Dataset items:
───
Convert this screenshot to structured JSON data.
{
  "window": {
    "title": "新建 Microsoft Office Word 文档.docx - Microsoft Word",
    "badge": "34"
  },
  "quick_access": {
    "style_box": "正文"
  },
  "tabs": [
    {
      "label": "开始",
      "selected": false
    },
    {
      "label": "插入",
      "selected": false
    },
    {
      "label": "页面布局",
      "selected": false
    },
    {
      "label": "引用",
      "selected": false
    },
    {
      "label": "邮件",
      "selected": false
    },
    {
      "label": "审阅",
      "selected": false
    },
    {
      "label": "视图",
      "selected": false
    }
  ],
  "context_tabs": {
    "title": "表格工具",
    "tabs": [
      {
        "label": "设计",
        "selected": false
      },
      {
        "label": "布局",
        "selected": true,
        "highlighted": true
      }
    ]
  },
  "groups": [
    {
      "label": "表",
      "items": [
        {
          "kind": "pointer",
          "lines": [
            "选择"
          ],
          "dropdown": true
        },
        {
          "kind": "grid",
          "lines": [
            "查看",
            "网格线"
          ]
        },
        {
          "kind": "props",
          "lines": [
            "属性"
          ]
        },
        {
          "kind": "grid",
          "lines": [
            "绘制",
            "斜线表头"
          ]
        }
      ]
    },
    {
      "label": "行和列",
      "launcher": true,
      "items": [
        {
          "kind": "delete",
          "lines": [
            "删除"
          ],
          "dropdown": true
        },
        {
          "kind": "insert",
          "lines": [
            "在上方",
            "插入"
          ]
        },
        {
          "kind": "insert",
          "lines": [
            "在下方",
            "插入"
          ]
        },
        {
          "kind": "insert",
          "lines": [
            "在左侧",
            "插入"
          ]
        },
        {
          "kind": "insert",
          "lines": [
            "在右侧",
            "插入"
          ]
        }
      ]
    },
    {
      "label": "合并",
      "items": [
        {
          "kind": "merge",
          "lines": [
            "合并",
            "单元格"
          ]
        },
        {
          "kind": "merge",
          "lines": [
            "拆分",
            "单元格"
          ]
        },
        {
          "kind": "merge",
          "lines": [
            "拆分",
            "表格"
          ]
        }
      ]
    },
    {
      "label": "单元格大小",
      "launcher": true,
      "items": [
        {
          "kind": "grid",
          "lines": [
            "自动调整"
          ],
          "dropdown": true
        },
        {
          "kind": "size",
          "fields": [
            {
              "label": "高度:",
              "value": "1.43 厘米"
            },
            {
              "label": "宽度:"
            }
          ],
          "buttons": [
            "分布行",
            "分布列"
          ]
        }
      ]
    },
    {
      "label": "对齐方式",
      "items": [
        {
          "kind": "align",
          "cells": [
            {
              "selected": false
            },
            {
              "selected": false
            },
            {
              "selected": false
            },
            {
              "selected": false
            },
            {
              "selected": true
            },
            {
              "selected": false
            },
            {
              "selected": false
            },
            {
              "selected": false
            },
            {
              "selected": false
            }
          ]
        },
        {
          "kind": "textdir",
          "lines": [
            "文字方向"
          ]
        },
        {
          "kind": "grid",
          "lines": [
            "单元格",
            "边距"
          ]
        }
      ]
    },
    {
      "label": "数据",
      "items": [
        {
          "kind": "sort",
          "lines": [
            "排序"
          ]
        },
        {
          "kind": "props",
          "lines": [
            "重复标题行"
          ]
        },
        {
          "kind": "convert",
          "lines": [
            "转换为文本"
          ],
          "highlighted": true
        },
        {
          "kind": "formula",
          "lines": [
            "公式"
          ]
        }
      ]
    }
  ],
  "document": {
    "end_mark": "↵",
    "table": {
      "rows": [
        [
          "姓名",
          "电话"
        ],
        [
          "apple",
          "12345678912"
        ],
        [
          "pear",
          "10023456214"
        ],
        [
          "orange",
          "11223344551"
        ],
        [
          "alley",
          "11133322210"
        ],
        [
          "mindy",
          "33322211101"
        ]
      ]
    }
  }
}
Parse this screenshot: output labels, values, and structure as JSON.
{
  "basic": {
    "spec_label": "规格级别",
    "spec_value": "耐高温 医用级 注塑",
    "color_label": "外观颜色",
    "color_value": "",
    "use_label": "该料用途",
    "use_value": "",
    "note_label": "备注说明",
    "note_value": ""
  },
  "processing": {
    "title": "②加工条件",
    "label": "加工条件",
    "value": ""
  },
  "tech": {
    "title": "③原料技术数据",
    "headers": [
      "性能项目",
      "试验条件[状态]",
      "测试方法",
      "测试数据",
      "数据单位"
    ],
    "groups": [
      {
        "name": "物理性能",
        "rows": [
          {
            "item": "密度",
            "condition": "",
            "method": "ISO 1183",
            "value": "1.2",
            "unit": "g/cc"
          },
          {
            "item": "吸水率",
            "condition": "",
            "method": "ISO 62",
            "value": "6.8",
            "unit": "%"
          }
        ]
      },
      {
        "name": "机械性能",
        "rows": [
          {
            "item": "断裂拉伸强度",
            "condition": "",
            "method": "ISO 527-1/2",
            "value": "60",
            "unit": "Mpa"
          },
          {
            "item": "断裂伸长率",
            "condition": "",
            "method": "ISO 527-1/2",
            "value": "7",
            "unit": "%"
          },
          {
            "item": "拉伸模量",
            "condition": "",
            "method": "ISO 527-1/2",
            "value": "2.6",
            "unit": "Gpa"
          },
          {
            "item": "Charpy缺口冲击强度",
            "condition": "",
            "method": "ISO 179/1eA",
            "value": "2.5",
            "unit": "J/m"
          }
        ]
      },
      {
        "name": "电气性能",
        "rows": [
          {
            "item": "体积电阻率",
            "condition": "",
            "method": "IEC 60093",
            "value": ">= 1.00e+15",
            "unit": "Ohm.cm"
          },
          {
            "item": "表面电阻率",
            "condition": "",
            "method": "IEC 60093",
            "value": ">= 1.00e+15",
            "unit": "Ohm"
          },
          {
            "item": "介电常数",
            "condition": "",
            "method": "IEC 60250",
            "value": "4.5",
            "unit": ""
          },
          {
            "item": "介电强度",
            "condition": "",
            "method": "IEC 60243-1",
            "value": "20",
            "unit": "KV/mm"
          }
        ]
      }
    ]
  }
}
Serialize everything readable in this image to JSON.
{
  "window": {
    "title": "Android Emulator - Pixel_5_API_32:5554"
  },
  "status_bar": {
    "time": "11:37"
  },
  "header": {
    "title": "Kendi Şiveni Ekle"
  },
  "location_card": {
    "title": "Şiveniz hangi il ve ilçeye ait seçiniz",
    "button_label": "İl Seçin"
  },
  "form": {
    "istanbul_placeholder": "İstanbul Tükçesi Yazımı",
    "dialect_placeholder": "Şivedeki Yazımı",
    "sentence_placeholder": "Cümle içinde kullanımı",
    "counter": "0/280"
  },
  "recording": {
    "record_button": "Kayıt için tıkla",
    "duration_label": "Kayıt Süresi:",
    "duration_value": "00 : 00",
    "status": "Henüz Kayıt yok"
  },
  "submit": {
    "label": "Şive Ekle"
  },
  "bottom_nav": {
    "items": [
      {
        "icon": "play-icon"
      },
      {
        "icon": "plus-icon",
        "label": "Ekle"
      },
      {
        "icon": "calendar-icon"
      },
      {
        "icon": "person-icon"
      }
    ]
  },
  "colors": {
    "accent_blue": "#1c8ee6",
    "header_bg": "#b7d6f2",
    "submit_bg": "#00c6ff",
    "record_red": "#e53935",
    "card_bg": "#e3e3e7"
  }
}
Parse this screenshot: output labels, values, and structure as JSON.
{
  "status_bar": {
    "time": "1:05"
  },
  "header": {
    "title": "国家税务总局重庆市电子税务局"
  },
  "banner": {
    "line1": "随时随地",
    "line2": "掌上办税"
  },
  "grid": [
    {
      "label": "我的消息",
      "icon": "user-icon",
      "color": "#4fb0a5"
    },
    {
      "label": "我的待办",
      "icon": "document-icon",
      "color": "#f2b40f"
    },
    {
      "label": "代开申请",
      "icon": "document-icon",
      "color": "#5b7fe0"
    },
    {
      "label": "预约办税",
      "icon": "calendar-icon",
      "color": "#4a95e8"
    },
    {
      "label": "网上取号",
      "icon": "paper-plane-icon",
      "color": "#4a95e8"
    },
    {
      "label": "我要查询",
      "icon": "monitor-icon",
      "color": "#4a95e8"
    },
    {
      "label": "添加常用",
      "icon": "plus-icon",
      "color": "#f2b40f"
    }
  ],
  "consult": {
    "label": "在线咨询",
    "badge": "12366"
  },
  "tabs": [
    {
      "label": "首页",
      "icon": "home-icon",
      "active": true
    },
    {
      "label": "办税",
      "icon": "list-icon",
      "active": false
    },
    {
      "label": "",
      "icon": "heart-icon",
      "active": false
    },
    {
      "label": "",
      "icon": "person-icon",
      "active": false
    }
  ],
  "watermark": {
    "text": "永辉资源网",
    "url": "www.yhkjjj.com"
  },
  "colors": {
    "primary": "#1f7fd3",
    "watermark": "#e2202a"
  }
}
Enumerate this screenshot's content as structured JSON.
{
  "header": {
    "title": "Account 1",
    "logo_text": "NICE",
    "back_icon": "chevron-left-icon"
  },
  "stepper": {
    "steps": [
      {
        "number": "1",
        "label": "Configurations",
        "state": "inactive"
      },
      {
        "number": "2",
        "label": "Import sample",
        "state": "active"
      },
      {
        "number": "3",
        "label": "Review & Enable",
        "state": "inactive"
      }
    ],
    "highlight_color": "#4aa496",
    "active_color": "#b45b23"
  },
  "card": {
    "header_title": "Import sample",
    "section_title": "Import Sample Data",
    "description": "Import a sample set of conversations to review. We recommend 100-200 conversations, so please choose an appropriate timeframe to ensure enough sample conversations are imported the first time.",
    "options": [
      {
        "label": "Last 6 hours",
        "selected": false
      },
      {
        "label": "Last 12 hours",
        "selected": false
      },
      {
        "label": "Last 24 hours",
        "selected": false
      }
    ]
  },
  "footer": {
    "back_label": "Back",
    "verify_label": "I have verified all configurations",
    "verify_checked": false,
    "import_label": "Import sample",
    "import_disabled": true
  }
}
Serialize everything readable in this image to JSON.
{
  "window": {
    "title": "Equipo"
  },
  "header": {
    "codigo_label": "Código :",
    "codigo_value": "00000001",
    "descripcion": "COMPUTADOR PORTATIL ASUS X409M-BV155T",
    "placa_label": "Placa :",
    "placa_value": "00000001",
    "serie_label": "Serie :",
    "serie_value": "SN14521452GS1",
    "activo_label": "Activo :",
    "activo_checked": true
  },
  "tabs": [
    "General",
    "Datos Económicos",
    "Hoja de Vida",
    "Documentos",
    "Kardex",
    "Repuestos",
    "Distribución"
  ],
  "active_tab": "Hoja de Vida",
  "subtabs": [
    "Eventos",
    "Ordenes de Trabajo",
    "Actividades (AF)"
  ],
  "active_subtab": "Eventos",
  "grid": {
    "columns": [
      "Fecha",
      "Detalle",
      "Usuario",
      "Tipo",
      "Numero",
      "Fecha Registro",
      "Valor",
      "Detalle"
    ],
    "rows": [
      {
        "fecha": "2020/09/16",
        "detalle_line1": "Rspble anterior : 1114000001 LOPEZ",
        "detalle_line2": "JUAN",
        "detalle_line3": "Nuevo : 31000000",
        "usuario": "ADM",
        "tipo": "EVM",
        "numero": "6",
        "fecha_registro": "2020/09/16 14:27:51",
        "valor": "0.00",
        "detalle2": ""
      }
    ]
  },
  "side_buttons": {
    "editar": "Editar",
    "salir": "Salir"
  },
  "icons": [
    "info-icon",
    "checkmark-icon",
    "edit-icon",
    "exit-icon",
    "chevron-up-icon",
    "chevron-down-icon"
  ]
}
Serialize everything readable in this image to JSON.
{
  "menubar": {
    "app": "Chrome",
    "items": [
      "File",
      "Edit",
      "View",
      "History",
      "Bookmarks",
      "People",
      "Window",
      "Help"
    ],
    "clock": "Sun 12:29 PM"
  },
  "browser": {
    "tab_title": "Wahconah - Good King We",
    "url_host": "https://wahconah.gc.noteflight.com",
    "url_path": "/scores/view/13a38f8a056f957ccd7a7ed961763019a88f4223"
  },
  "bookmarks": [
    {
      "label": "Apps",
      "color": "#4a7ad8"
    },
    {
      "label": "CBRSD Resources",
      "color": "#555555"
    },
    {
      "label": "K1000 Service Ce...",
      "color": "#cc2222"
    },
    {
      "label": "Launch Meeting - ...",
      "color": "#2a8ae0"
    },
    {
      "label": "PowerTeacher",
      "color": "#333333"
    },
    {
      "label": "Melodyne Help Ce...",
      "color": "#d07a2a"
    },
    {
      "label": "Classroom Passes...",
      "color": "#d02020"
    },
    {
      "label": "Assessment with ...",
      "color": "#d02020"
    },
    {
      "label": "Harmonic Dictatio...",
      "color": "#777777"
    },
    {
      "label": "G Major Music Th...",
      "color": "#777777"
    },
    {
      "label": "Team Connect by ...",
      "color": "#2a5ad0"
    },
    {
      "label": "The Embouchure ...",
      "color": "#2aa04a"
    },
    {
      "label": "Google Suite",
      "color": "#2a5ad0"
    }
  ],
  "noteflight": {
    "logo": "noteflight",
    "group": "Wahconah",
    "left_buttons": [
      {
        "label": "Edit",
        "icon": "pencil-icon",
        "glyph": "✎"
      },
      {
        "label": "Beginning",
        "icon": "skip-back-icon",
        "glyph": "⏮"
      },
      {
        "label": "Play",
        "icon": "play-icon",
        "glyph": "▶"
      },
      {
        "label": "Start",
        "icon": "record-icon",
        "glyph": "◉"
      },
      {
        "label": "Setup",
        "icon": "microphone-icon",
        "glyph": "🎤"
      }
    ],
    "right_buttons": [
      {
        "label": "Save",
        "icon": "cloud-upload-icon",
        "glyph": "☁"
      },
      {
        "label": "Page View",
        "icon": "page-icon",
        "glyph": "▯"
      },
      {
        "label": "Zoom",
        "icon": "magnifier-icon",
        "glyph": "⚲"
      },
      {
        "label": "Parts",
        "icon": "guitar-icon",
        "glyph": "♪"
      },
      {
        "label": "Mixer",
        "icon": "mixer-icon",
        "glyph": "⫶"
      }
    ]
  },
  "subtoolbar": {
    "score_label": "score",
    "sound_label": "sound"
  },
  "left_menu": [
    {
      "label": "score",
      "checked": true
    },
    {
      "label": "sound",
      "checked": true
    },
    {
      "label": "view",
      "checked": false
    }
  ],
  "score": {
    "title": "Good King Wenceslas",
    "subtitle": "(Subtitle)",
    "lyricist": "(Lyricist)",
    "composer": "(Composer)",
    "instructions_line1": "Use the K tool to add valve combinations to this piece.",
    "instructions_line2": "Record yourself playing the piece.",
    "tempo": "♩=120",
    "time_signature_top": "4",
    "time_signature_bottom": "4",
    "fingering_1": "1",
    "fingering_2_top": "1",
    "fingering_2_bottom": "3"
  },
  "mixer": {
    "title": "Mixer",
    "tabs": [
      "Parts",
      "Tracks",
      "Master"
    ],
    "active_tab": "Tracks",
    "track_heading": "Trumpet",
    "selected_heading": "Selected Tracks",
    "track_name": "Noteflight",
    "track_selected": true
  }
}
───
Find the string "Good" in the entries above and return each line that holds it.

    "tab_title": "Wahconah - Good King We",
    "title": "Good King Wenceslas",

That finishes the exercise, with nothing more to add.